** start of Records **
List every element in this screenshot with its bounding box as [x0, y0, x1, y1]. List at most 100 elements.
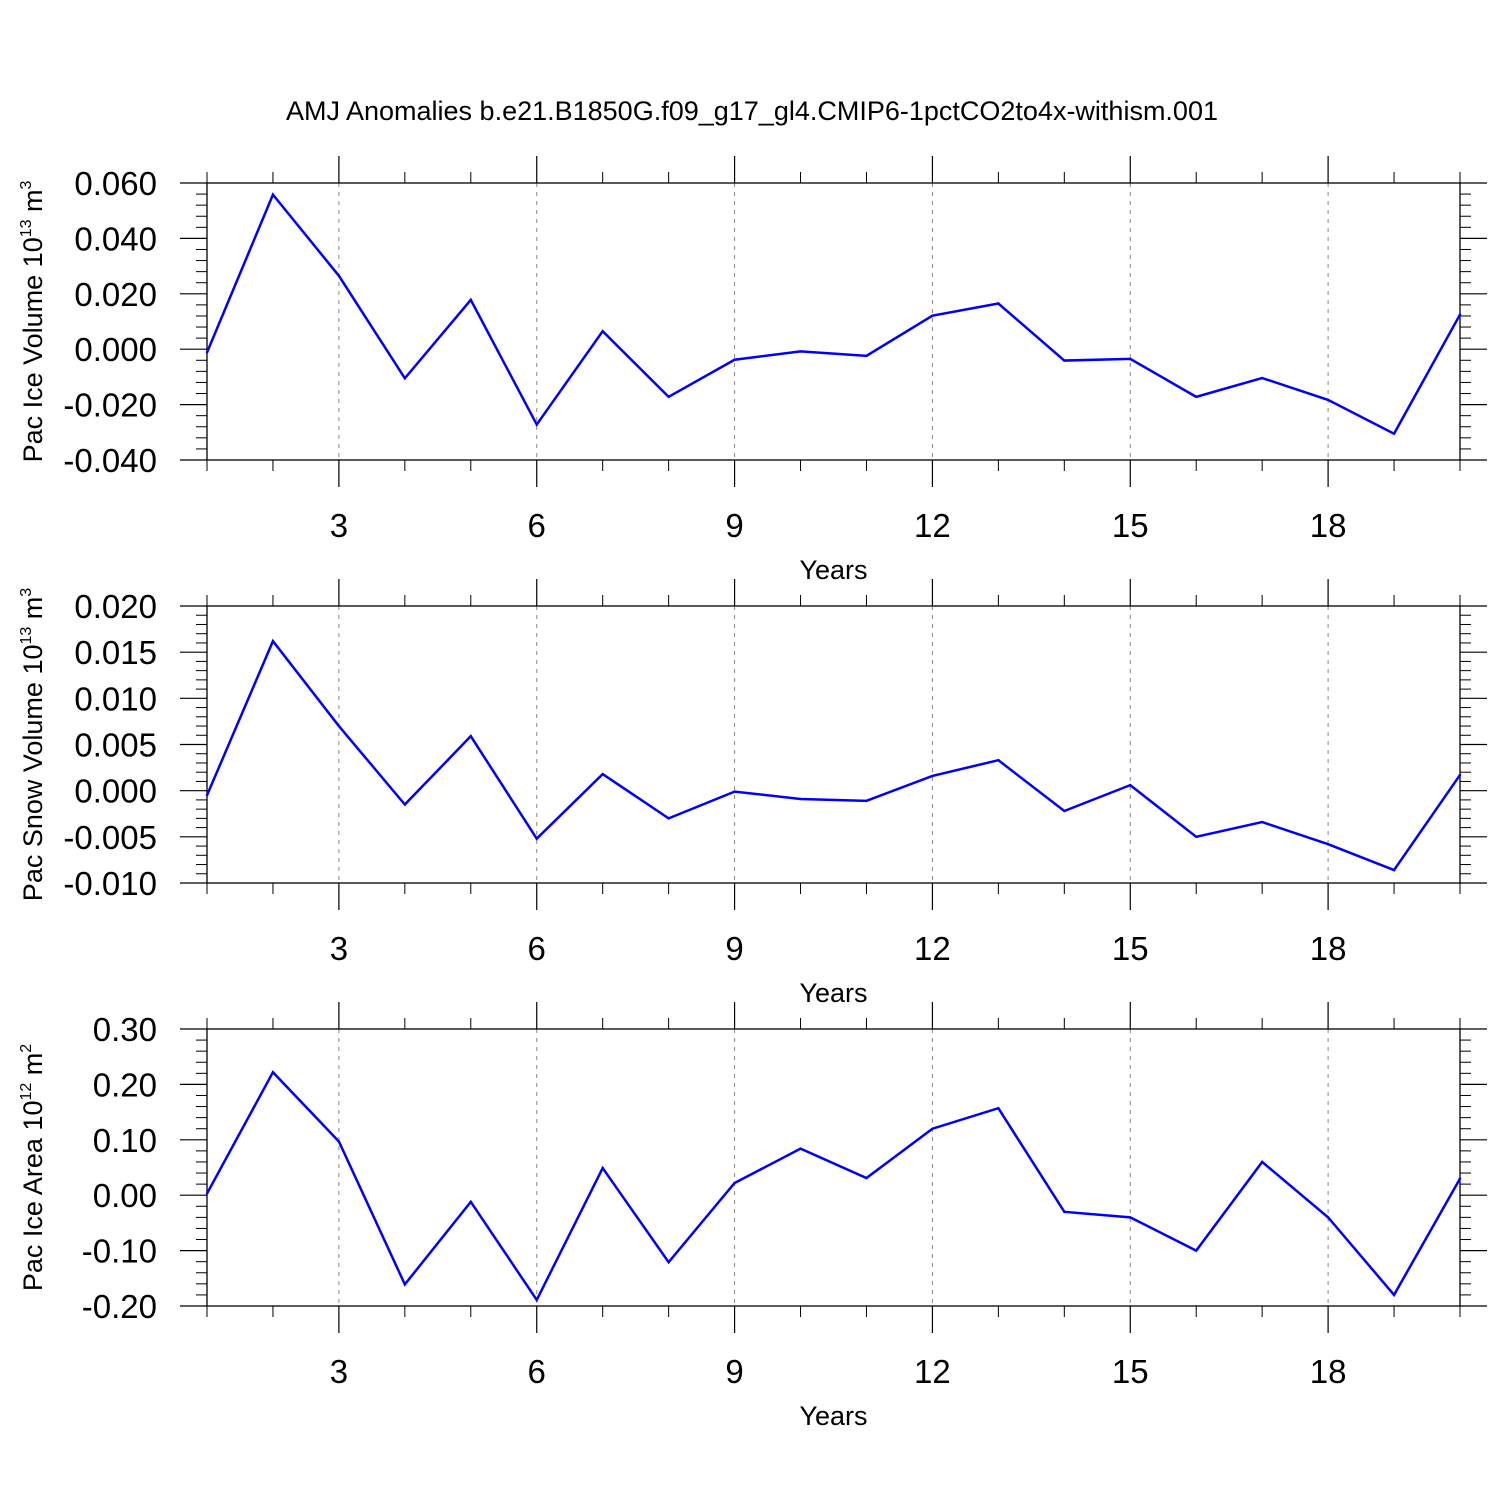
- x-tick-label: 12: [914, 1353, 951, 1390]
- data-point: [337, 724, 341, 728]
- data-point: [1392, 432, 1396, 435]
- data-point: [469, 298, 472, 302]
- x-tick-label: 6: [528, 507, 546, 544]
- data-point: [1326, 398, 1330, 402]
- x-tick-label: 18: [1310, 930, 1347, 967]
- plot-frame: [206, 1028, 1461, 1307]
- data-point: [271, 193, 275, 196]
- chart-panel-1: -0.040 -0.020 0.000 0.020 0.040 0.060 3 6 9 12 15 1…: [18, 156, 1487, 585]
- y-tick-label: 0.000: [74, 773, 157, 810]
- y-tick-label: 0.015: [74, 634, 157, 671]
- data-point: [1063, 1210, 1066, 1214]
- data-point: [601, 329, 604, 333]
- data-point: [997, 302, 1000, 305]
- data-point: [1063, 359, 1066, 362]
- x-tick-label: 18: [1310, 507, 1347, 544]
- data-point: [733, 358, 736, 361]
- x-tick-label: 9: [725, 507, 743, 544]
- data-point: [1458, 773, 1462, 777]
- x-tick-label: 9: [725, 1353, 743, 1390]
- data-point: [535, 1298, 538, 1302]
- x-tick-label: 12: [914, 930, 951, 967]
- data-point: [1260, 1160, 1264, 1164]
- plot-frame: [206, 605, 1461, 884]
- data-point: [205, 351, 209, 354]
- y-tick-label: -0.20: [82, 1288, 157, 1325]
- data-point: [601, 1166, 604, 1170]
- data-point: [733, 790, 736, 793]
- data-point: [271, 1071, 275, 1074]
- data-point: [1260, 820, 1264, 824]
- data-point: [205, 1192, 209, 1195]
- plot-frame: [206, 182, 1461, 461]
- y-tick-label: 0.000: [74, 331, 157, 368]
- series-line: [205, 638, 1462, 872]
- data-point: [403, 1283, 407, 1286]
- chart-panel-3: -0.20 -0.10 0.00 0.10 0.20 0.30 3 6 9 12 15 18 Years…: [18, 1002, 1487, 1431]
- x-tick-label: 18: [1310, 1353, 1347, 1390]
- data-point: [1326, 1216, 1330, 1219]
- data-point: [667, 1261, 670, 1264]
- data-point: [799, 350, 802, 353]
- x-tick-label: 12: [914, 507, 951, 544]
- x-axis-label: Years: [799, 1401, 867, 1431]
- y-axis-label: Pac Snow Volume 1013 m3: [18, 588, 48, 901]
- y-tick-label: 0.020: [74, 276, 157, 313]
- data-point: [1458, 1177, 1462, 1180]
- data-point: [403, 803, 407, 806]
- data-point: [997, 1107, 1000, 1110]
- data-point: [667, 395, 670, 399]
- data-point: [469, 1200, 472, 1204]
- x-tick-label: 6: [528, 930, 546, 967]
- data-point: [931, 314, 934, 317]
- data-point: [535, 423, 538, 426]
- data-point: [1195, 1249, 1198, 1252]
- chart-title: AMJ Anomalies b.e21.B1850G.f09_g17_gl4.C…: [286, 96, 1218, 126]
- data-point: [733, 1181, 736, 1185]
- x-axis-label: Years: [799, 978, 867, 1008]
- x-tick-label: 3: [330, 930, 348, 967]
- chart-panels: -0.040 -0.020 0.000 0.020 0.040 0.060 3 6 9 12 15 1…: [18, 156, 1487, 1431]
- data-point: [799, 797, 802, 801]
- data-point: [403, 377, 407, 380]
- data-point: [865, 1176, 868, 1180]
- x-tick-label: 6: [528, 1353, 546, 1390]
- x-tick-label: 3: [330, 507, 348, 544]
- y-tick-label: 0.040: [74, 220, 157, 257]
- y-tick-label: 0.00: [93, 1177, 157, 1214]
- y-tick-label: 0.005: [74, 727, 157, 764]
- y-tick-label: -0.10: [82, 1233, 157, 1270]
- data-point: [1195, 835, 1198, 839]
- data-point: [865, 354, 868, 358]
- data-point: [1063, 809, 1066, 813]
- data-point: [1129, 783, 1132, 787]
- series-line: [205, 1070, 1462, 1303]
- y-axis-label: Pac Ice Volume 1013 m3: [18, 180, 48, 462]
- data-point: [535, 837, 538, 840]
- data-point: [931, 1127, 934, 1130]
- data-point: [205, 794, 209, 797]
- data-point: [1458, 313, 1462, 316]
- data-point: [1195, 395, 1198, 399]
- y-tick-label: -0.020: [63, 387, 157, 424]
- y-axis-label: Pac Ice Area 1012 m2: [18, 1044, 48, 1291]
- data-point: [799, 1147, 802, 1150]
- data-point: [601, 772, 604, 776]
- data-point: [1392, 1293, 1396, 1297]
- x-tick-label: 9: [725, 930, 743, 967]
- x-tick-label: 3: [330, 1353, 348, 1390]
- y-tick-label: 0.060: [74, 165, 157, 202]
- data-point: [1260, 376, 1264, 380]
- data-point: [1326, 843, 1330, 846]
- data-point: [931, 774, 934, 778]
- data-point: [337, 274, 341, 277]
- data-point: [1129, 357, 1132, 361]
- data-point: [667, 817, 670, 820]
- x-tick-label: 15: [1112, 1353, 1149, 1390]
- data-point: [997, 758, 1000, 762]
- y-tick-label: 0.20: [93, 1066, 157, 1103]
- data-point: [337, 1140, 341, 1143]
- y-tick-label: 0.10: [93, 1122, 157, 1159]
- data-point: [1392, 868, 1396, 872]
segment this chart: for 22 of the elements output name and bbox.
** end of Records **
■ Problem to work on
Print the entire listing above line for line and without changes, leaving out the pictures.

■ Solution
List every element in this screenshot with its bounding box as [x0, y0, x1, y1]. List at most 100 elements.
- x-tick-label: 12: [914, 1353, 951, 1390]
- data-point: [337, 724, 341, 728]
- data-point: [1392, 432, 1396, 435]
- data-point: [469, 298, 472, 302]
- x-tick-label: 6: [528, 507, 546, 544]
- data-point: [1326, 398, 1330, 402]
- x-tick-label: 18: [1310, 930, 1347, 967]
- plot-frame: [206, 1028, 1461, 1307]
- data-point: [271, 193, 275, 196]
- chart-panel-1: -0.040 -0.020 0.000 0.020 0.040 0.060 3 6 9 12 15 1…: [18, 156, 1487, 585]
- y-tick-label: 0.000: [74, 773, 157, 810]
- y-tick-label: 0.015: [74, 634, 157, 671]
- data-point: [1063, 1210, 1066, 1214]
- data-point: [601, 329, 604, 333]
- data-point: [997, 302, 1000, 305]
- data-point: [1063, 359, 1066, 362]
- x-tick-label: 18: [1310, 507, 1347, 544]
- data-point: [733, 358, 736, 361]
- x-tick-label: 9: [725, 507, 743, 544]
- data-point: [1458, 773, 1462, 777]
- x-tick-label: 9: [725, 1353, 743, 1390]
- data-point: [535, 1298, 538, 1302]
- x-tick-label: 12: [914, 930, 951, 967]
- data-point: [1260, 1160, 1264, 1164]
- plot-frame: [206, 605, 1461, 884]
- data-point: [205, 351, 209, 354]
- y-tick-label: -0.20: [82, 1288, 157, 1325]
- data-point: [601, 1166, 604, 1170]
- data-point: [733, 790, 736, 793]
- data-point: [271, 1071, 275, 1074]
- data-point: [1260, 820, 1264, 824]
- data-point: [205, 1192, 209, 1195]
- plot-frame: [206, 182, 1461, 461]
- y-tick-label: 0.000: [74, 331, 157, 368]
- series-line: [205, 638, 1462, 872]
- data-point: [403, 1283, 407, 1286]
- chart-panel-3: -0.20 -0.10 0.00 0.10 0.20 0.30 3 6 9 12 15 18 Years…: [18, 1002, 1487, 1431]
- x-tick-label: 18: [1310, 1353, 1347, 1390]
- data-point: [1326, 1216, 1330, 1219]
- data-point: [667, 1261, 670, 1264]
- data-point: [799, 350, 802, 353]
- x-tick-label: 12: [914, 507, 951, 544]
- x-axis-label: Years: [799, 1401, 867, 1431]
- y-axis-label: Pac Snow Volume 1013 m3: [18, 588, 48, 901]
- y-tick-label: 0.020: [74, 276, 157, 313]
- data-point: [1458, 1177, 1462, 1180]
- data-point: [403, 803, 407, 806]
- data-point: [997, 1107, 1000, 1110]
- data-point: [667, 395, 670, 399]
- data-point: [469, 1200, 472, 1204]
- x-tick-label: 6: [528, 930, 546, 967]
- data-point: [931, 314, 934, 317]
- data-point: [535, 423, 538, 426]
- data-point: [1195, 1249, 1198, 1252]
- chart-title: AMJ Anomalies b.e21.B1850G.f09_g17_gl4.C…: [286, 96, 1218, 126]
- data-point: [733, 1181, 736, 1185]
- x-axis-label: Years: [799, 978, 867, 1008]
- x-tick-label: 3: [330, 930, 348, 967]
- chart-panels: -0.040 -0.020 0.000 0.020 0.040 0.060 3 6 9 12 15 1…: [18, 156, 1487, 1431]
- data-point: [799, 797, 802, 801]
- data-point: [403, 377, 407, 380]
- data-point: [865, 1176, 868, 1180]
- x-tick-label: 6: [528, 1353, 546, 1390]
- x-tick-label: 3: [330, 507, 348, 544]
- y-tick-label: 0.040: [74, 220, 157, 257]
- y-tick-label: 0.00: [93, 1177, 157, 1214]
- y-tick-label: 0.005: [74, 727, 157, 764]
- y-tick-label: -0.10: [82, 1233, 157, 1270]
- data-point: [1195, 835, 1198, 839]
- data-point: [865, 354, 868, 358]
- data-point: [1063, 809, 1066, 813]
- data-point: [1129, 783, 1132, 787]
- series-line: [205, 1070, 1462, 1303]
- y-axis-label: Pac Ice Volume 1013 m3: [18, 180, 48, 462]
- data-point: [535, 837, 538, 840]
- data-point: [931, 1127, 934, 1130]
- data-point: [205, 794, 209, 797]
- data-point: [1458, 313, 1462, 316]
- data-point: [1195, 395, 1198, 399]
- y-tick-label: -0.020: [63, 387, 157, 424]
- y-axis-label: Pac Ice Area 1012 m2: [18, 1044, 48, 1291]
- data-point: [799, 1147, 802, 1150]
- data-point: [601, 772, 604, 776]
- data-point: [1392, 1293, 1396, 1297]
- x-tick-label: 9: [725, 930, 743, 967]
- x-tick-label: 3: [330, 1353, 348, 1390]
- y-tick-label: 0.060: [74, 165, 157, 202]
- data-point: [1260, 376, 1264, 380]
- data-point: [1326, 843, 1330, 846]
- data-point: [931, 774, 934, 778]
- data-point: [337, 274, 341, 277]
- data-point: [1129, 357, 1132, 361]
- data-point: [667, 817, 670, 820]
- x-tick-label: 15: [1112, 1353, 1149, 1390]
- data-point: [997, 758, 1000, 762]
- y-tick-label: 0.20: [93, 1066, 157, 1103]
- data-point: [337, 1140, 341, 1143]
- y-tick-label: 0.10: [93, 1122, 157, 1159]
- data-point: [1392, 868, 1396, 872]
segment this chart: for 22 of the elements output name and bbox.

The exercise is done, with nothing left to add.